• [WHAT IS BEING ASKED]
Omit the pictures and return every entry exactly as written.

• [WORKING DATA]
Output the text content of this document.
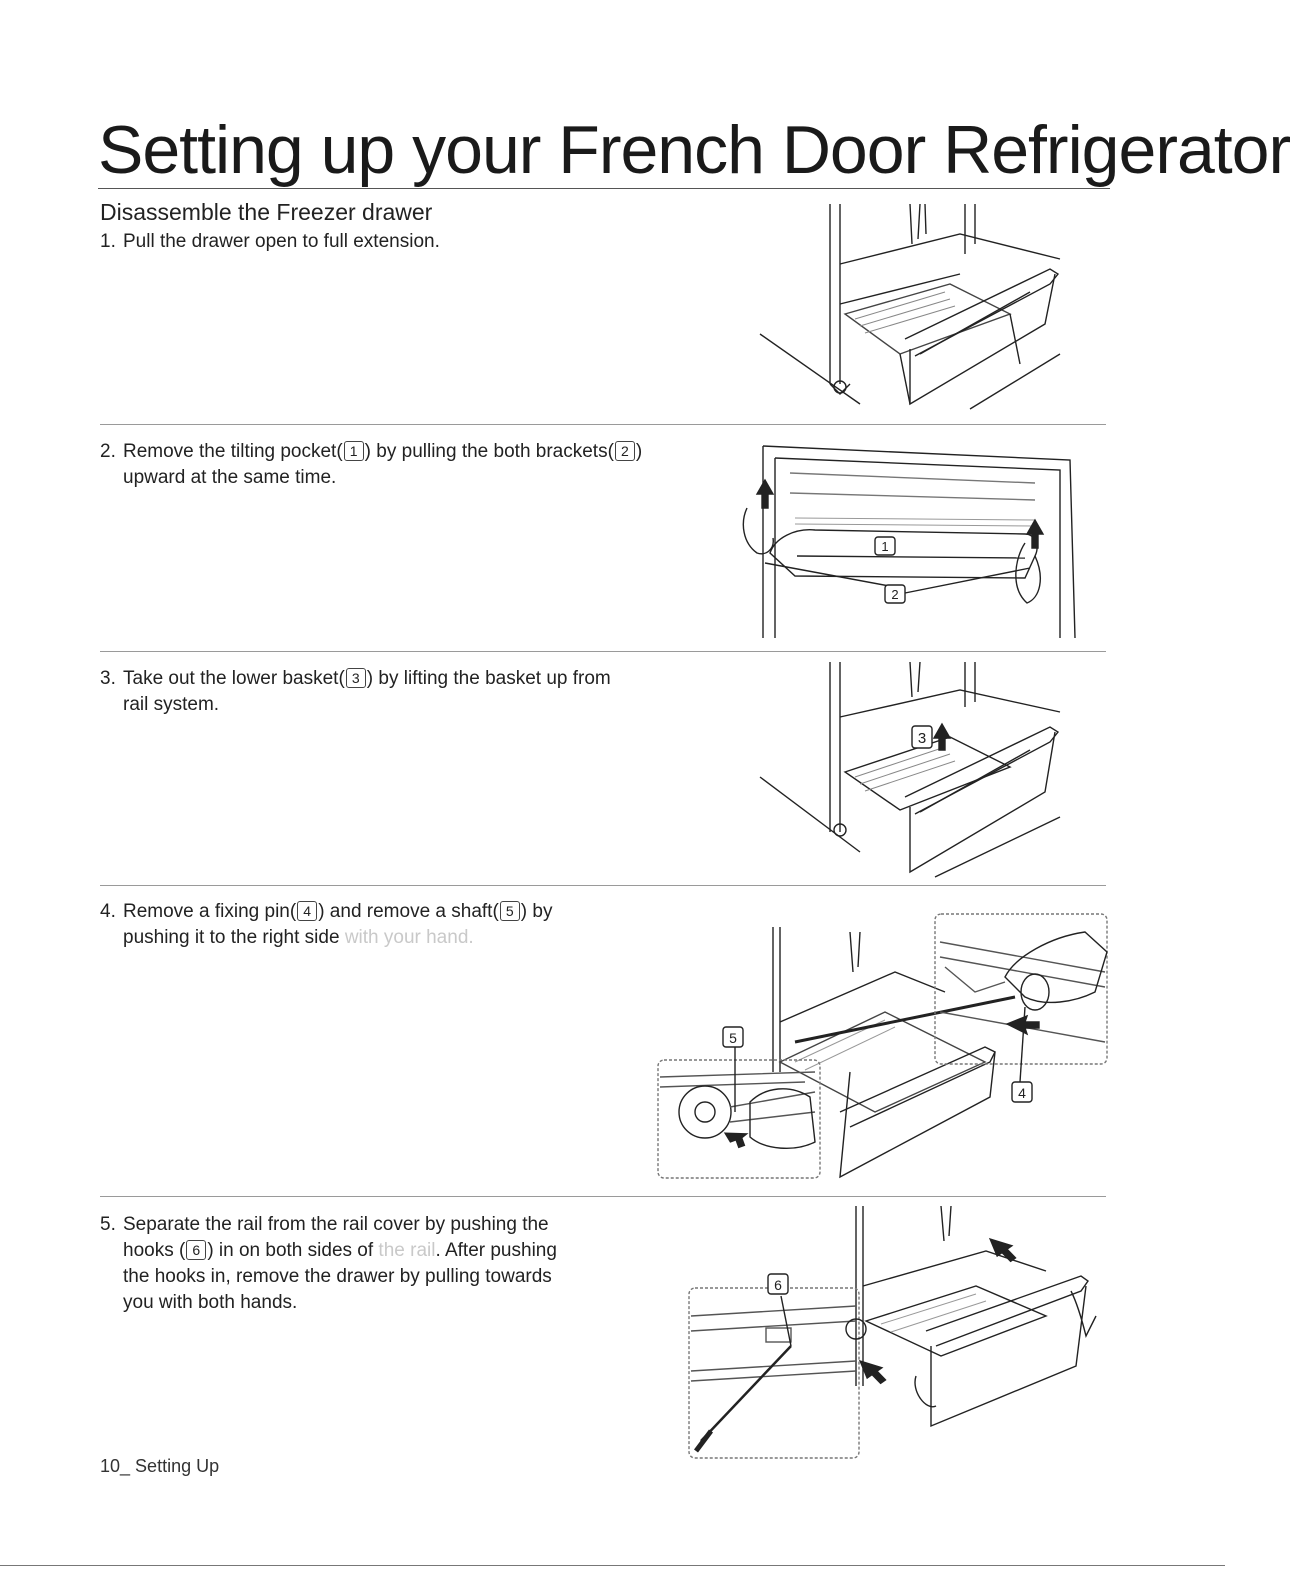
Setting up your French Door Refrigerator
Disassemble the Freezer drawer
1. Pull the drawer open to full extension.
2. Remove the tilting pocket( 1 ) by pulling the both brackets( 2 )
upward at the same time.
3. Take out the lower basket( 3 ) by lifting the basket up from
rail system.
4. Remove a fixing pin( 4 ) and remove a shaft( 5 ) by
pushing it to the right side with your hand.
5. Separate the rail from the rail cover by pushing the
hooks ( 6 ) in on both sides of the rail. After pushing
the hooks in, remove the drawer by pulling towards
you with both hands.
1
2
3
5
4
6
10_ Setting Up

• [ANSWER]
Output the text content of this document.
Setting up your French Door Refrigerator
Disassemble the Freezer drawer
1. Pull the drawer open to full extension.
2. Remove the tilting pocket( 1 ) by pulling the both brackets( 2 )
upward at the same time.
3. Take out the lower basket( 3 ) by lifting the basket up from
rail system.
4. Remove a fixing pin( 4 ) and remove a shaft( 5 ) by
pushing it to the right side with your hand.
5. Separate the rail from the rail cover by pushing the
hooks ( 6 ) in on both sides of the rail. After pushing
the hooks in, remove the drawer by pulling towards
you with both hands.
1
2
3
5
4
6
10_ Setting Up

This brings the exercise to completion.